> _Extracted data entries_
────────────────

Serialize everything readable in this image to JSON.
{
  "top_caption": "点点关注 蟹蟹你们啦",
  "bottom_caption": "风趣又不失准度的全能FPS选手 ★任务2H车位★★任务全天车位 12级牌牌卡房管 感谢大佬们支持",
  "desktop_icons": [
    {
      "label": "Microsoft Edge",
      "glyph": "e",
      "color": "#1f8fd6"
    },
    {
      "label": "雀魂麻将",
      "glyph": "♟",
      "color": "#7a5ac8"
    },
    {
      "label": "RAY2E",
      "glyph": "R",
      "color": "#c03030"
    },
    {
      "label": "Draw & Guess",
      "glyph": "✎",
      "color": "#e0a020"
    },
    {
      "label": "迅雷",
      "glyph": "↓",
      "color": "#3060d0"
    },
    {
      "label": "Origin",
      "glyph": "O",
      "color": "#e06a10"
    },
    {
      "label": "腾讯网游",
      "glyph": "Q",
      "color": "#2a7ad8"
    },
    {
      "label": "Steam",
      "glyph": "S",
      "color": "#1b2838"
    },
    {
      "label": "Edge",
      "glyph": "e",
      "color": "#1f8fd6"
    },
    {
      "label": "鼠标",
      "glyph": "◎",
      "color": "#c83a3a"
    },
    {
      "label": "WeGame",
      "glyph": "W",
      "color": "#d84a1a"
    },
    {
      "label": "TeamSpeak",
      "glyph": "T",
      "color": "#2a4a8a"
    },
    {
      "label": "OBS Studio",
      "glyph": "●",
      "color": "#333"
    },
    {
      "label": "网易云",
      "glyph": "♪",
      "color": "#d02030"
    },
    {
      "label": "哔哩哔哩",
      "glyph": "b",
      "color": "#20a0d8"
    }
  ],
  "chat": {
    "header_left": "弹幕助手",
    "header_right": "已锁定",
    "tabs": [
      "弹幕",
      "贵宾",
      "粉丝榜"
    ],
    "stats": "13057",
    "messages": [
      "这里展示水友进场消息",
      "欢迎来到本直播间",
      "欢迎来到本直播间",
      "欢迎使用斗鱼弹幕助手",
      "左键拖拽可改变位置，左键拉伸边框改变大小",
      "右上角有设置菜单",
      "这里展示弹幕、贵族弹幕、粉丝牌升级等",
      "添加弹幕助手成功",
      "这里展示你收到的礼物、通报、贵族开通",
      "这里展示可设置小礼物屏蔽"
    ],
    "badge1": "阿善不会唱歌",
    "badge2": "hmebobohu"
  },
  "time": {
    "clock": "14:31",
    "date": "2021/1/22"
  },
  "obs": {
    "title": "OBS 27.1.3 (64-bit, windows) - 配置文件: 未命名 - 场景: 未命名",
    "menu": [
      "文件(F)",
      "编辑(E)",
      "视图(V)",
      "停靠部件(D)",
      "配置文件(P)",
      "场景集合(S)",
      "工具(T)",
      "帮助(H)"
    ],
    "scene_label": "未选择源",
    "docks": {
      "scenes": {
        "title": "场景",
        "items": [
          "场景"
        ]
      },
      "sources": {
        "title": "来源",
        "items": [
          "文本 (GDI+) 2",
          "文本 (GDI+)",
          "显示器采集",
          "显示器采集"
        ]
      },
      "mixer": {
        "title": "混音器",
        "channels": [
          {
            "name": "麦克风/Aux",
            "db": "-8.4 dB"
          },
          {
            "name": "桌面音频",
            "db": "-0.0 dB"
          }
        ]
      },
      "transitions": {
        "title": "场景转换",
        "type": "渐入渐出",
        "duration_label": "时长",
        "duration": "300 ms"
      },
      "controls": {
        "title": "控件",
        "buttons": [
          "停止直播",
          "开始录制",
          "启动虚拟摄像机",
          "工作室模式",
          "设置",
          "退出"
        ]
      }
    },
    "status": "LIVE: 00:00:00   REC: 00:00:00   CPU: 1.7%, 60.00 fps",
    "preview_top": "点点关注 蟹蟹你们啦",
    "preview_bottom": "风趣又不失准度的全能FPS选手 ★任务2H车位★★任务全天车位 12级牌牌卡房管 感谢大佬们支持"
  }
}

────────────────

> _Problem details_
Give back all the records exactly as they stand.

> _Task result_
Serialize everything readable in this image to JSON.
{
  "top_caption": "点点关注 蟹蟹你们啦",
  "bottom_caption": "风趣又不失准度的全能FPS选手 ★任务2H车位★★任务全天车位 12级牌牌卡房管 感谢大佬们支持",
  "desktop_icons": [
    {
      "label": "Microsoft Edge",
      "glyph": "e",
      "color": "#1f8fd6"
    },
    {
      "label": "雀魂麻将",
      "glyph": "♟",
      "color": "#7a5ac8"
    },
    {
      "label": "RAY2E",
      "glyph": "R",
      "color": "#c03030"
    },
    {
      "label": "Draw & Guess",
      "glyph": "✎",
      "color": "#e0a020"
    },
    {
      "label": "迅雷",
      "glyph": "↓",
      "color": "#3060d0"
    },
    {
      "label": "Origin",
      "glyph": "O",
      "color": "#e06a10"
    },
    {
      "label": "腾讯网游",
      "glyph": "Q",
      "color": "#2a7ad8"
    },
    {
      "label": "Steam",
      "glyph": "S",
      "color": "#1b2838"
    },
    {
      "label": "Edge",
      "glyph": "e",
      "color": "#1f8fd6"
    },
    {
      "label": "鼠标",
      "glyph": "◎",
      "color": "#c83a3a"
    },
    {
      "label": "WeGame",
      "glyph": "W",
      "color": "#d84a1a"
    },
    {
      "label": "TeamSpeak",
      "glyph": "T",
      "color": "#2a4a8a"
    },
    {
      "label": "OBS Studio",
      "glyph": "●",
      "color": "#333"
    },
    {
      "label": "网易云",
      "glyph": "♪",
      "color": "#d02030"
    },
    {
      "label": "哔哩哔哩",
      "glyph": "b",
      "color": "#20a0d8"
    }
  ],
  "chat": {
    "header_left": "弹幕助手",
    "header_right": "已锁定",
    "tabs": [
      "弹幕",
      "贵宾",
      "粉丝榜"
    ],
    "stats": "13057",
    "messages": [
      "这里展示水友进场消息",
      "欢迎来到本直播间",
      "欢迎来到本直播间",
      "欢迎使用斗鱼弹幕助手",
      "左键拖拽可改变位置，左键拉伸边框改变大小",
      "右上角有设置菜单",
      "这里展示弹幕、贵族弹幕、粉丝牌升级等",
      "添加弹幕助手成功",
      "这里展示你收到的礼物、通报、贵族开通",
      "这里展示可设置小礼物屏蔽"
    ],
    "badge1": "阿善不会唱歌",
    "badge2": "hmebobohu"
  },
  "time": {
    "clock": "14:31",
    "date": "2021/1/22"
  },
  "obs": {
    "title": "OBS 27.1.3 (64-bit, windows) - 配置文件: 未命名 - 场景: 未命名",
    "menu": [
      "文件(F)",
      "编辑(E)",
      "视图(V)",
      "停靠部件(D)",
      "配置文件(P)",
      "场景集合(S)",
      "工具(T)",
      "帮助(H)"
    ],
    "scene_label": "未选择源",
    "docks": {
      "scenes": {
        "title": "场景",
        "items": [
          "场景"
        ]
      },
      "sources": {
        "title": "来源",
        "items": [
          "文本 (GDI+) 2",
          "文本 (GDI+)",
          "显示器采集",
          "显示器采集"
        ]
      },
      "mixer": {
        "title": "混音器",
        "channels": [
          {
            "name": "麦克风/Aux",
            "db": "-8.4 dB"
          },
          {
            "name": "桌面音频",
            "db": "-0.0 dB"
          }
        ]
      },
      "transitions": {
        "title": "场景转换",
        "type": "渐入渐出",
        "duration_label": "时长",
        "duration": "300 ms"
      },
      "controls": {
        "title": "控件",
        "buttons": [
          "停止直播",
          "开始录制",
          "启动虚拟摄像机",
          "工作室模式",
          "设置",
          "退出"
        ]
      }
    },
    "status": "LIVE: 00:00:00   REC: 00:00:00   CPU: 1.7%, 60.00 fps",
    "preview_top": "点点关注 蟹蟹你们啦",
    "preview_bottom": "风趣又不失准度的全能FPS选手 ★任务2H车位★★任务全天车位 12级牌牌卡房管 感谢大佬们支持"
  }
}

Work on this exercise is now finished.